• [RECORDS FOR THIS TASK]:
──────────

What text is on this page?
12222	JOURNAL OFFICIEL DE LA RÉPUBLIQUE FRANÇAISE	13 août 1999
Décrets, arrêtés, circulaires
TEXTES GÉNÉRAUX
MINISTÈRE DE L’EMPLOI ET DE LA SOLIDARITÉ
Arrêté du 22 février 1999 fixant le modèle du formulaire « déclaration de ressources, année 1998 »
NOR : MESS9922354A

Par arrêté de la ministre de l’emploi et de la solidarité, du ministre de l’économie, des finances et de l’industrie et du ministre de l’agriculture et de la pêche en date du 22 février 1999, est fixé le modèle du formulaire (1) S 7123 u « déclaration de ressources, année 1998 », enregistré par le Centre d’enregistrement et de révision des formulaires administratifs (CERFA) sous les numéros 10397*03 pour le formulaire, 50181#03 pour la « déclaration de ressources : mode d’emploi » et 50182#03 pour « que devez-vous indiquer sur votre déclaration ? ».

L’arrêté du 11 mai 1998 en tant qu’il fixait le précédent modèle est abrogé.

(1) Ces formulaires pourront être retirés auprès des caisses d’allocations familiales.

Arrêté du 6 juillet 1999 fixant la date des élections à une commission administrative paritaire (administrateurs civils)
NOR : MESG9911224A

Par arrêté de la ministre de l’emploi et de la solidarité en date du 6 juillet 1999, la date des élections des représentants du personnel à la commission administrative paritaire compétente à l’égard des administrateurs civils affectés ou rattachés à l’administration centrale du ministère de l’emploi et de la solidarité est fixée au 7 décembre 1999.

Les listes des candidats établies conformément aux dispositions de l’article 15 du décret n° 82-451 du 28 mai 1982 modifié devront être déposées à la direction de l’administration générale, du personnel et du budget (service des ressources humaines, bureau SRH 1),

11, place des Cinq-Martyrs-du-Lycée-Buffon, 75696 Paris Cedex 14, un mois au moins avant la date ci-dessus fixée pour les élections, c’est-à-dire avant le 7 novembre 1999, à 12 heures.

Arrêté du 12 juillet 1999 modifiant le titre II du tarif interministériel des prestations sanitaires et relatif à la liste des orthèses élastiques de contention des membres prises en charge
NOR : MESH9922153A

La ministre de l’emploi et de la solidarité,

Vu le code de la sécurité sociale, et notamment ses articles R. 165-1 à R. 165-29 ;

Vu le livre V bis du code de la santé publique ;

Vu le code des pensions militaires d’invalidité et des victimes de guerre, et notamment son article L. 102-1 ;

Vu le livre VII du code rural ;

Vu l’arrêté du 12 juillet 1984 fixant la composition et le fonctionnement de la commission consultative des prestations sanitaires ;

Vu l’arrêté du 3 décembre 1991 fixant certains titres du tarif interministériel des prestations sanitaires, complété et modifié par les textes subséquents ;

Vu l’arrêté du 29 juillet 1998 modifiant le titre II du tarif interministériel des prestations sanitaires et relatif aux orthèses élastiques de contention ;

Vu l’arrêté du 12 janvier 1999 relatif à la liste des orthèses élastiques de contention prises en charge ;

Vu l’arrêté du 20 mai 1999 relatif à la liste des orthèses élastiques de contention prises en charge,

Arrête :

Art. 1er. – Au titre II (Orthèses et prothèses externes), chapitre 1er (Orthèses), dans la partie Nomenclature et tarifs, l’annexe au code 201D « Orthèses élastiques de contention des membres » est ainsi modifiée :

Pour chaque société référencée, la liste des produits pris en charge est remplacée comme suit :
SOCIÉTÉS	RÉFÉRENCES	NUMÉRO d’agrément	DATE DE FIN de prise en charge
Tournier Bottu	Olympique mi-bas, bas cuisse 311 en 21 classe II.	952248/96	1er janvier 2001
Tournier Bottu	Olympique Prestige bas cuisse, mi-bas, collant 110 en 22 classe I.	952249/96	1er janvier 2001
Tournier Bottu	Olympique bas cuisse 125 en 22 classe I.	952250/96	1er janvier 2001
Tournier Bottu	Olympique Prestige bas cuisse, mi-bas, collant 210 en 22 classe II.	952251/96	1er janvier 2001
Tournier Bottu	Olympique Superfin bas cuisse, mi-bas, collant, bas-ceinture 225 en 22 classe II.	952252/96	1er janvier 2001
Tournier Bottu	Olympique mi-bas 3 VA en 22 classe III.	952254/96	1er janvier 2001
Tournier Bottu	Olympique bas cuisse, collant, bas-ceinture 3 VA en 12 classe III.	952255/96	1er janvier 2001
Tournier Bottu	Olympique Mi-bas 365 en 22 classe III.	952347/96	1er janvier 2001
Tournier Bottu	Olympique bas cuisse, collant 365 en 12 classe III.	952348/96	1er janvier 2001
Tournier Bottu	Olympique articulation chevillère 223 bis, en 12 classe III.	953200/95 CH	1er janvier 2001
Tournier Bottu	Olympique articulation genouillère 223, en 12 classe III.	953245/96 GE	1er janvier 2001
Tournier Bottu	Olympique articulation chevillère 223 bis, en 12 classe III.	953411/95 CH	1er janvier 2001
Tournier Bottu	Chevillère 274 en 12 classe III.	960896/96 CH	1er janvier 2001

──────────

• [PROMPT]:
Faithfully copy every entry, leaving nothing out.

• [COMPLETE ANSWER]:
What text is on this page?
12222	JOURNAL OFFICIEL DE LA RÉPUBLIQUE FRANÇAISE	13 août 1999
Décrets, arrêtés, circulaires
TEXTES GÉNÉRAUX
MINISTÈRE DE L’EMPLOI ET DE LA SOLIDARITÉ
Arrêté du 22 février 1999 fixant le modèle du formulaire « déclaration de ressources, année 1998 »
NOR : MESS9922354A

Par arrêté de la ministre de l’emploi et de la solidarité, du ministre de l’économie, des finances et de l’industrie et du ministre de l’agriculture et de la pêche en date du 22 février 1999, est fixé le modèle du formulaire (1) S 7123 u « déclaration de ressources, année 1998 », enregistré par le Centre d’enregistrement et de révision des formulaires administratifs (CERFA) sous les numéros 10397*03 pour le formulaire, 50181#03 pour la « déclaration de ressources : mode d’emploi » et 50182#03 pour « que devez-vous indiquer sur votre déclaration ? ».

L’arrêté du 11 mai 1998 en tant qu’il fixait le précédent modèle est abrogé.

(1) Ces formulaires pourront être retirés auprès des caisses d’allocations familiales.

Arrêté du 6 juillet 1999 fixant la date des élections à une commission administrative paritaire (administrateurs civils)
NOR : MESG9911224A

Par arrêté de la ministre de l’emploi et de la solidarité en date du 6 juillet 1999, la date des élections des représentants du personnel à la commission administrative paritaire compétente à l’égard des administrateurs civils affectés ou rattachés à l’administration centrale du ministère de l’emploi et de la solidarité est fixée au 7 décembre 1999.

Les listes des candidats établies conformément aux dispositions de l’article 15 du décret n° 82-451 du 28 mai 1982 modifié devront être déposées à la direction de l’administration générale, du personnel et du budget (service des ressources humaines, bureau SRH 1),

11, place des Cinq-Martyrs-du-Lycée-Buffon, 75696 Paris Cedex 14, un mois au moins avant la date ci-dessus fixée pour les élections, c’est-à-dire avant le 7 novembre 1999, à 12 heures.

Arrêté du 12 juillet 1999 modifiant le titre II du tarif interministériel des prestations sanitaires et relatif à la liste des orthèses élastiques de contention des membres prises en charge
NOR : MESH9922153A

La ministre de l’emploi et de la solidarité,

Vu le code de la sécurité sociale, et notamment ses articles R. 165-1 à R. 165-29 ;

Vu le livre V bis du code de la santé publique ;

Vu le code des pensions militaires d’invalidité et des victimes de guerre, et notamment son article L. 102-1 ;

Vu le livre VII du code rural ;

Vu l’arrêté du 12 juillet 1984 fixant la composition et le fonctionnement de la commission consultative des prestations sanitaires ;

Vu l’arrêté du 3 décembre 1991 fixant certains titres du tarif interministériel des prestations sanitaires, complété et modifié par les textes subséquents ;

Vu l’arrêté du 29 juillet 1998 modifiant le titre II du tarif interministériel des prestations sanitaires et relatif aux orthèses élastiques de contention ;

Vu l’arrêté du 12 janvier 1999 relatif à la liste des orthèses élastiques de contention prises en charge ;

Vu l’arrêté du 20 mai 1999 relatif à la liste des orthèses élastiques de contention prises en charge,

Arrête :

Art. 1er. – Au titre II (Orthèses et prothèses externes), chapitre 1er (Orthèses), dans la partie Nomenclature et tarifs, l’annexe au code 201D « Orthèses élastiques de contention des membres » est ainsi modifiée :

Pour chaque société référencée, la liste des produits pris en charge est remplacée comme suit :
SOCIÉTÉS	RÉFÉRENCES	NUMÉRO d’agrément	DATE DE FIN de prise en charge
Tournier Bottu	Olympique mi-bas, bas cuisse 311 en 21 classe II.	952248/96	1er janvier 2001
Tournier Bottu	Olympique Prestige bas cuisse, mi-bas, collant 110 en 22 classe I.	952249/96	1er janvier 2001
Tournier Bottu	Olympique bas cuisse 125 en 22 classe I.	952250/96	1er janvier 2001
Tournier Bottu	Olympique Prestige bas cuisse, mi-bas, collant 210 en 22 classe II.	952251/96	1er janvier 2001
Tournier Bottu	Olympique Superfin bas cuisse, mi-bas, collant, bas-ceinture 225 en 22 classe II.	952252/96	1er janvier 2001
Tournier Bottu	Olympique mi-bas 3 VA en 22 classe III.	952254/96	1er janvier 2001
Tournier Bottu	Olympique bas cuisse, collant, bas-ceinture 3 VA en 12 classe III.	952255/96	1er janvier 2001
Tournier Bottu	Olympique Mi-bas 365 en 22 classe III.	952347/96	1er janvier 2001
Tournier Bottu	Olympique bas cuisse, collant 365 en 12 classe III.	952348/96	1er janvier 2001
Tournier Bottu	Olympique articulation chevillère 223 bis, en 12 classe III.	953200/95 CH	1er janvier 2001
Tournier Bottu	Olympique articulation genouillère 223, en 12 classe III.	953245/96 GE	1er janvier 2001
Tournier Bottu	Olympique articulation chevillère 223 bis, en 12 classe III.	953411/95 CH	1er janvier 2001
Tournier Bottu	Chevillère 274 en 12 classe III.	960896/96 CH	1er janvier 2001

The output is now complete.